# PROBLEM DESCRIPTION
Extract all lines in the data that contain the word "personnes".

Stored items
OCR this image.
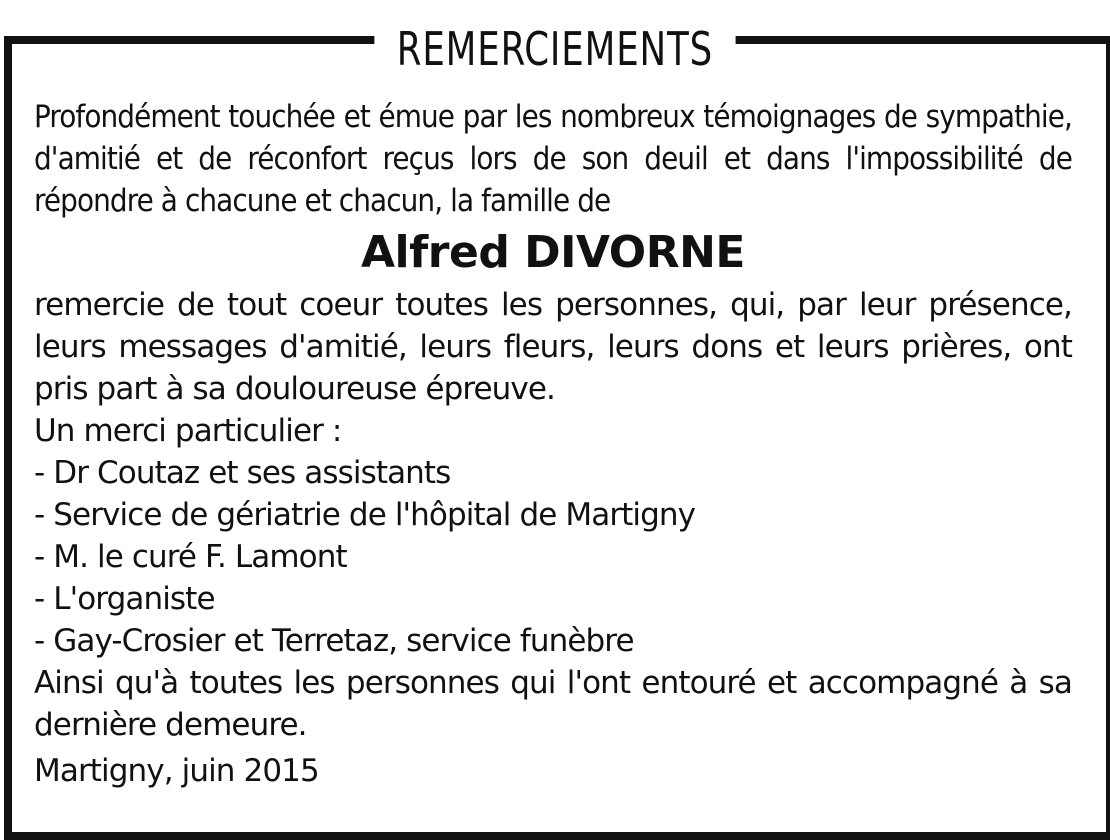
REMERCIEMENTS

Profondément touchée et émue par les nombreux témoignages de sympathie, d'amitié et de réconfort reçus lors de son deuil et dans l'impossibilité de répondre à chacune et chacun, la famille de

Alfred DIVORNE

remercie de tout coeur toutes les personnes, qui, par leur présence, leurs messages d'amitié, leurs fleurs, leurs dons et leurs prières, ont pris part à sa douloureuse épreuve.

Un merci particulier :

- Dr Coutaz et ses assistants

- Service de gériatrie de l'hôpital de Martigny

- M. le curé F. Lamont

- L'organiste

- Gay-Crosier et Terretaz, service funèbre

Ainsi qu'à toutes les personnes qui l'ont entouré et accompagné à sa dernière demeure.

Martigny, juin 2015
* * *
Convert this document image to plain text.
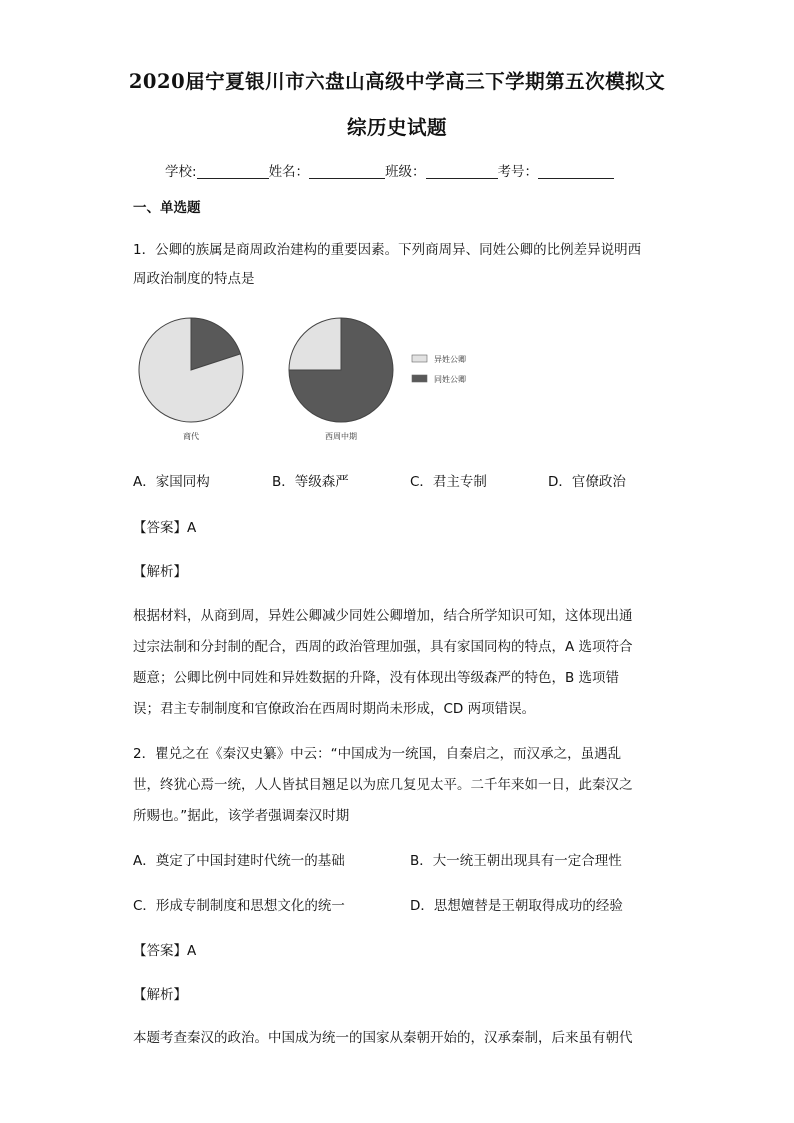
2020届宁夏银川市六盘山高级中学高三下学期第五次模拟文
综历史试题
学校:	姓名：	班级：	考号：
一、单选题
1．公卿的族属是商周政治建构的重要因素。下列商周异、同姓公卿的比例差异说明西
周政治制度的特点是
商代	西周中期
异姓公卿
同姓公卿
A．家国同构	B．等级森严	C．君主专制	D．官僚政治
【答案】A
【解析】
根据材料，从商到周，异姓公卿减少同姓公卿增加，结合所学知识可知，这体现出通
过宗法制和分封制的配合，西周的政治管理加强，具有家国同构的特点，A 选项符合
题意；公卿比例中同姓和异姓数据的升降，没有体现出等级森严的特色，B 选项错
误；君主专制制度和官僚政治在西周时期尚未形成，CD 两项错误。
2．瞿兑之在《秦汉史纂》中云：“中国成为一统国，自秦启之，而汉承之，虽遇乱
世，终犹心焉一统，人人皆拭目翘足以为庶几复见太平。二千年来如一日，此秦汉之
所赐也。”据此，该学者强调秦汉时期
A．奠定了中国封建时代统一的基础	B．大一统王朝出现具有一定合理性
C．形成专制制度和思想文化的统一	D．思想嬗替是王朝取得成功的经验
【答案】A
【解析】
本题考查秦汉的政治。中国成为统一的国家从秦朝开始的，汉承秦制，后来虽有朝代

# THE REPLY
remercie de tout coeur toutes les personnes, qui, par leur présence, leurs messages d'amitié, leurs fleurs, leurs dons et leurs prières, ont pris part à sa douloureuse épreuve.
Ainsi qu'à toutes les personnes qui l'ont entouré et accompagné à sa dernière demeure.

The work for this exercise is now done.